# Data:
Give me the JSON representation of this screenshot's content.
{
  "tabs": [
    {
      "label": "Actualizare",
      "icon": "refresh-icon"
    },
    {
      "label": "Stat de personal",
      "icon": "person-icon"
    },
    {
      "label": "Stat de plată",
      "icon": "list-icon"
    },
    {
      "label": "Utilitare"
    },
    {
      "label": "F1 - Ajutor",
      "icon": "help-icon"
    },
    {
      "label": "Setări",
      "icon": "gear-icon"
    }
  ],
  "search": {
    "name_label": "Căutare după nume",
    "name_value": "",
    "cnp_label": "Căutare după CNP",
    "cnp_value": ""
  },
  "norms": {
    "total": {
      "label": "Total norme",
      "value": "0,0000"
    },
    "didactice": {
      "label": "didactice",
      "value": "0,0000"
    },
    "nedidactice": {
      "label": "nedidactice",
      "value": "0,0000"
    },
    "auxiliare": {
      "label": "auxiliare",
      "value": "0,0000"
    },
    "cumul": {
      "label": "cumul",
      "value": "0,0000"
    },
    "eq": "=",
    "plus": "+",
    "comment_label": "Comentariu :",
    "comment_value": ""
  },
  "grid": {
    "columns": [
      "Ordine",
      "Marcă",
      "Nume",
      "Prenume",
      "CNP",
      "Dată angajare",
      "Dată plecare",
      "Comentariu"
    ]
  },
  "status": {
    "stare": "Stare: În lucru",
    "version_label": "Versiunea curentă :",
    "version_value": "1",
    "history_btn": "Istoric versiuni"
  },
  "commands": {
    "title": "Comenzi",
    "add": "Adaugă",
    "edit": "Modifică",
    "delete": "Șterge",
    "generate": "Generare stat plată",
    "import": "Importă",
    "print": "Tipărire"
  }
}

# Prompt:
Make an exact copy of every entry.

# Output for this exercise:
Give me the JSON representation of this screenshot's content.
{
  "tabs": [
    {
      "label": "Actualizare",
      "icon": "refresh-icon"
    },
    {
      "label": "Stat de personal",
      "icon": "person-icon"
    },
    {
      "label": "Stat de plată",
      "icon": "list-icon"
    },
    {
      "label": "Utilitare"
    },
    {
      "label": "F1 - Ajutor",
      "icon": "help-icon"
    },
    {
      "label": "Setări",
      "icon": "gear-icon"
    }
  ],
  "search": {
    "name_label": "Căutare după nume",
    "name_value": "",
    "cnp_label": "Căutare după CNP",
    "cnp_value": ""
  },
  "norms": {
    "total": {
      "label": "Total norme",
      "value": "0,0000"
    },
    "didactice": {
      "label": "didactice",
      "value": "0,0000"
    },
    "nedidactice": {
      "label": "nedidactice",
      "value": "0,0000"
    },
    "auxiliare": {
      "label": "auxiliare",
      "value": "0,0000"
    },
    "cumul": {
      "label": "cumul",
      "value": "0,0000"
    },
    "eq": "=",
    "plus": "+",
    "comment_label": "Comentariu :",
    "comment_value": ""
  },
  "grid": {
    "columns": [
      "Ordine",
      "Marcă",
      "Nume",
      "Prenume",
      "CNP",
      "Dată angajare",
      "Dată plecare",
      "Comentariu"
    ]
  },
  "status": {
    "stare": "Stare: În lucru",
    "version_label": "Versiunea curentă :",
    "version_value": "1",
    "history_btn": "Istoric versiuni"
  },
  "commands": {
    "title": "Comenzi",
    "add": "Adaugă",
    "edit": "Modifică",
    "delete": "Șterge",
    "generate": "Generare stat plată",
    "import": "Importă",
    "print": "Tipărire"
  }
}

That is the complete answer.